Given exercise: Below is a block of records; repeat each one exactly.

Records about charts and figures

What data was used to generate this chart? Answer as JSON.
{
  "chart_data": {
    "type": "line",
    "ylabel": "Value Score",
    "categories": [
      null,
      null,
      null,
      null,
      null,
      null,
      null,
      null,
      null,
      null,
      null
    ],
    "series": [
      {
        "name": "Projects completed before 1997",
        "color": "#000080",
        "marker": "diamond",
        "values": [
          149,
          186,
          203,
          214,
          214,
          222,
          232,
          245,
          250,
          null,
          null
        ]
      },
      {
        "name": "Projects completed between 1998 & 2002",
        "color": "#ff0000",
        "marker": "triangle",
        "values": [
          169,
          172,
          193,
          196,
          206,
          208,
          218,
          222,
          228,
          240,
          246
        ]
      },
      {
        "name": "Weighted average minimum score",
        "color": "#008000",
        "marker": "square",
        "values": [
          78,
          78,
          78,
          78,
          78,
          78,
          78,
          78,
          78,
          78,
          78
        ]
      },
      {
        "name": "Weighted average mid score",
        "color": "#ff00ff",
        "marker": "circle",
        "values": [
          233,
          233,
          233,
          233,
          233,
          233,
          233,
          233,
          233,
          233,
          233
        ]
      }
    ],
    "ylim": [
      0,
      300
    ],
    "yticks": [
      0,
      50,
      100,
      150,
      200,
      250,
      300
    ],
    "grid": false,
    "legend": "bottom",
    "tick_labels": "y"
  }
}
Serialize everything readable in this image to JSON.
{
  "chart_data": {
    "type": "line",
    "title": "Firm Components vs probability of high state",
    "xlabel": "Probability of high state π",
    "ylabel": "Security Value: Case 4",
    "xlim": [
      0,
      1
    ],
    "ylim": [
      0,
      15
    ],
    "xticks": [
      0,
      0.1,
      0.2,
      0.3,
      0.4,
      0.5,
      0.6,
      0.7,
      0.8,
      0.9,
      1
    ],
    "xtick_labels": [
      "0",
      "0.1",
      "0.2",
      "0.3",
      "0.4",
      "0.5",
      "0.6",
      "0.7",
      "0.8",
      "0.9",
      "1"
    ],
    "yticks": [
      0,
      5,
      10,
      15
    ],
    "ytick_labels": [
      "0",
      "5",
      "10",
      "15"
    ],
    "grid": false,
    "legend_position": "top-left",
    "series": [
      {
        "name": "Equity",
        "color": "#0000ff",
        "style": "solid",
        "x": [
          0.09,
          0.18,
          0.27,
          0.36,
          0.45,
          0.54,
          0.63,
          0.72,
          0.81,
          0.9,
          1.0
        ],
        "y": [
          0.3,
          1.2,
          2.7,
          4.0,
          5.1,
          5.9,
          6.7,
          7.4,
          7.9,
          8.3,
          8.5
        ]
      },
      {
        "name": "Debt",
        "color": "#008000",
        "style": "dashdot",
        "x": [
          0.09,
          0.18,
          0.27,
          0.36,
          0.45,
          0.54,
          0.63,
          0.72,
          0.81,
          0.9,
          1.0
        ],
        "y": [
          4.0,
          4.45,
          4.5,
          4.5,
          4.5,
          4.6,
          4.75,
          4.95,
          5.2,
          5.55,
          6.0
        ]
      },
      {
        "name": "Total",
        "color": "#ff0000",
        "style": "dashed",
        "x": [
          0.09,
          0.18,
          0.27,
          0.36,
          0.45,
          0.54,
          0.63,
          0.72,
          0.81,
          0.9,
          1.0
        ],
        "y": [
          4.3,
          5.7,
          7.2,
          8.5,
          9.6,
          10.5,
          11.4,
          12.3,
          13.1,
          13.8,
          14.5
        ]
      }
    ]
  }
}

Written answer:
What data was used to generate this chart? Answer as JSON.
{
  "chart_data": {
    "type": "line",
    "ylabel": "Value Score",
    "categories": [
      null,
      null,
      null,
      null,
      null,
      null,
      null,
      null,
      null,
      null,
      null
    ],
    "series": [
      {
        "name": "Projects completed before 1997",
        "color": "#000080",
        "marker": "diamond",
        "values": [
          149,
          186,
          203,
          214,
          214,
          222,
          232,
          245,
          250,
          null,
          null
        ]
      },
      {
        "name": "Projects completed between 1998 & 2002",
        "color": "#ff0000",
        "marker": "triangle",
        "values": [
          169,
          172,
          193,
          196,
          206,
          208,
          218,
          222,
          228,
          240,
          246
        ]
      },
      {
        "name": "Weighted average minimum score",
        "color": "#008000",
        "marker": "square",
        "values": [
          78,
          78,
          78,
          78,
          78,
          78,
          78,
          78,
          78,
          78,
          78
        ]
      },
      {
        "name": "Weighted average mid score",
        "color": "#ff00ff",
        "marker": "circle",
        "values": [
          233,
          233,
          233,
          233,
          233,
          233,
          233,
          233,
          233,
          233,
          233
        ]
      }
    ],
    "ylim": [
      0,
      300
    ],
    "yticks": [
      0,
      50,
      100,
      150,
      200,
      250,
      300
    ],
    "grid": false,
    "legend": "bottom",
    "tick_labels": "y"
  }
}
Serialize everything readable in this image to JSON.
{
  "chart_data": {
    "type": "line",
    "title": "Firm Components vs probability of high state",
    "xlabel": "Probability of high state π",
    "ylabel": "Security Value: Case 4",
    "xlim": [
      0,
      1
    ],
    "ylim": [
      0,
      15
    ],
    "xticks": [
      0,
      0.1,
      0.2,
      0.3,
      0.4,
      0.5,
      0.6,
      0.7,
      0.8,
      0.9,
      1
    ],
    "xtick_labels": [
      "0",
      "0.1",
      "0.2",
      "0.3",
      "0.4",
      "0.5",
      "0.6",
      "0.7",
      "0.8",
      "0.9",
      "1"
    ],
    "yticks": [
      0,
      5,
      10,
      15
    ],
    "ytick_labels": [
      "0",
      "5",
      "10",
      "15"
    ],
    "grid": false,
    "legend_position": "top-left",
    "series": [
      {
        "name": "Equity",
        "color": "#0000ff",
        "style": "solid",
        "x": [
          0.09,
          0.18,
          0.27,
          0.36,
          0.45,
          0.54,
          0.63,
          0.72,
          0.81,
          0.9,
          1.0
        ],
        "y": [
          0.3,
          1.2,
          2.7,
          4.0,
          5.1,
          5.9,
          6.7,
          7.4,
          7.9,
          8.3,
          8.5
        ]
      },
      {
        "name": "Debt",
        "color": "#008000",
        "style": "dashdot",
        "x": [
          0.09,
          0.18,
          0.27,
          0.36,
          0.45,
          0.54,
          0.63,
          0.72,
          0.81,
          0.9,
          1.0
        ],
        "y": [
          4.0,
          4.45,
          4.5,
          4.5,
          4.5,
          4.6,
          4.75,
          4.95,
          5.2,
          5.55,
          6.0
        ]
      },
      {
        "name": "Total",
        "color": "#ff0000",
        "style": "dashed",
        "x": [
          0.09,
          0.18,
          0.27,
          0.36,
          0.45,
          0.54,
          0.63,
          0.72,
          0.81,
          0.9,
          1.0
        ],
        "y": [
          4.3,
          5.7,
          7.2,
          8.5,
          9.6,
          10.5,
          11.4,
          12.3,
          13.1,
          13.8,
          14.5
        ]
      }
    ]
  }
}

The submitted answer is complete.